(Excerpts from a figure dataset)

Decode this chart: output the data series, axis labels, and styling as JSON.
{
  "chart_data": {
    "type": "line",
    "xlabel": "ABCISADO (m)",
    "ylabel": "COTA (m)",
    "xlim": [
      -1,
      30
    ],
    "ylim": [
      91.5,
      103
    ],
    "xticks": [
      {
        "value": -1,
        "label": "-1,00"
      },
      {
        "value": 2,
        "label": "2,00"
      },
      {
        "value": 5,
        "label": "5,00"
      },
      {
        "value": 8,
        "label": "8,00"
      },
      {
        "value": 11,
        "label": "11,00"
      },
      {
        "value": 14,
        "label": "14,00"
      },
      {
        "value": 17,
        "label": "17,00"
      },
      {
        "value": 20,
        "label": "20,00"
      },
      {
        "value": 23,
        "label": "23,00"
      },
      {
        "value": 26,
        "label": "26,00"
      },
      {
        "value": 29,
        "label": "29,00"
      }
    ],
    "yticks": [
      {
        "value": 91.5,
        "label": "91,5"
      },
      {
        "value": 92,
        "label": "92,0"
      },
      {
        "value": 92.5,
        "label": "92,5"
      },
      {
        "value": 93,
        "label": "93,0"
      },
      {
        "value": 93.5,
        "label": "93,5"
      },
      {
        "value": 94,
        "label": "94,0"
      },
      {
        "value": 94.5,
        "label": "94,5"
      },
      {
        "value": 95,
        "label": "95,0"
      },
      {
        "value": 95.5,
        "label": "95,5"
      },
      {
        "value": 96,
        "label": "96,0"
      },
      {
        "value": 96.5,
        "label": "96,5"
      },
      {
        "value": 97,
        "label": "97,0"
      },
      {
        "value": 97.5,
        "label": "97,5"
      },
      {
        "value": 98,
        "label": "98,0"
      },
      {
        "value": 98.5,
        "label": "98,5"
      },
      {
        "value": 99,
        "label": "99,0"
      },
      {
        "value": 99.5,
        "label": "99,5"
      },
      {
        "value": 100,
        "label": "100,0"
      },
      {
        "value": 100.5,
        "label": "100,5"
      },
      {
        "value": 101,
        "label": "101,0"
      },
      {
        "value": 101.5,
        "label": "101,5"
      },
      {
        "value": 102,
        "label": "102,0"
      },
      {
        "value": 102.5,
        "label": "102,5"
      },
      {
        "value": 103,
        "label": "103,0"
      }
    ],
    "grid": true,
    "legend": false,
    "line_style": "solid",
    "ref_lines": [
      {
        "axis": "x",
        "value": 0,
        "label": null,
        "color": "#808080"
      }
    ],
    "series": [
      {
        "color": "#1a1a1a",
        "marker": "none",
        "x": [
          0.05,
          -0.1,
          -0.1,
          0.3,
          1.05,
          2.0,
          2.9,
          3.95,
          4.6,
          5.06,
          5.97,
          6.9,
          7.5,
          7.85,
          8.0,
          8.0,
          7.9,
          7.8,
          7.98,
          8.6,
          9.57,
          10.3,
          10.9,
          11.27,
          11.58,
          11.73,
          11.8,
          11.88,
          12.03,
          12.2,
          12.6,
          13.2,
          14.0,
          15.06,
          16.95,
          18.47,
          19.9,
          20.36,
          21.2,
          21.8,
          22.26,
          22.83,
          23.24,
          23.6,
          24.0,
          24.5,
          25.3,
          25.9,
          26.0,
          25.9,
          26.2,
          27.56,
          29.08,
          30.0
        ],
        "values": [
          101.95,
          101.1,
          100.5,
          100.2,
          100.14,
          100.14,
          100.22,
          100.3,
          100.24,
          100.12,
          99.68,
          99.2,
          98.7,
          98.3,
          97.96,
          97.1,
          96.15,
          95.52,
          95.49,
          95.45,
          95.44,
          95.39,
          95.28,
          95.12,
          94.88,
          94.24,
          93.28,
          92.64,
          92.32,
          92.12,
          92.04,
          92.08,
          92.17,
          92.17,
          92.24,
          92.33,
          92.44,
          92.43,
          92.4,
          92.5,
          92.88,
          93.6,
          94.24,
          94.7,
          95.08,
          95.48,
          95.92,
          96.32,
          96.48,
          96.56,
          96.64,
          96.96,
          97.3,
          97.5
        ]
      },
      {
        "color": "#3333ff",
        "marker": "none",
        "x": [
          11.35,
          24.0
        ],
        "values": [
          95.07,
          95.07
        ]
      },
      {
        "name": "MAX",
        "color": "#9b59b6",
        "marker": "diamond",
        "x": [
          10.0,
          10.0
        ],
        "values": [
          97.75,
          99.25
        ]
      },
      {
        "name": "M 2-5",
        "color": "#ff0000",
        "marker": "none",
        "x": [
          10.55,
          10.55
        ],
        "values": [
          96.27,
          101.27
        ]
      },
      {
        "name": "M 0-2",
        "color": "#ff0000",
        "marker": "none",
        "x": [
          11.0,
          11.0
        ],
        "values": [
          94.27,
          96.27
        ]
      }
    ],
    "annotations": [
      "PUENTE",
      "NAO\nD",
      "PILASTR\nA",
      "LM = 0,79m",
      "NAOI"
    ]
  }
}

▸ **PROBLEM DETAILS**: Gather every line containing the word "color" and copy it.

▸ **CORRECT RESULT**:
        "color": "#808080"
        "color": "#1a1a1a",
        "color": "#3333ff",
        "color": "#9b59b6",
        "color": "#ff0000",
        "color": "#ff0000",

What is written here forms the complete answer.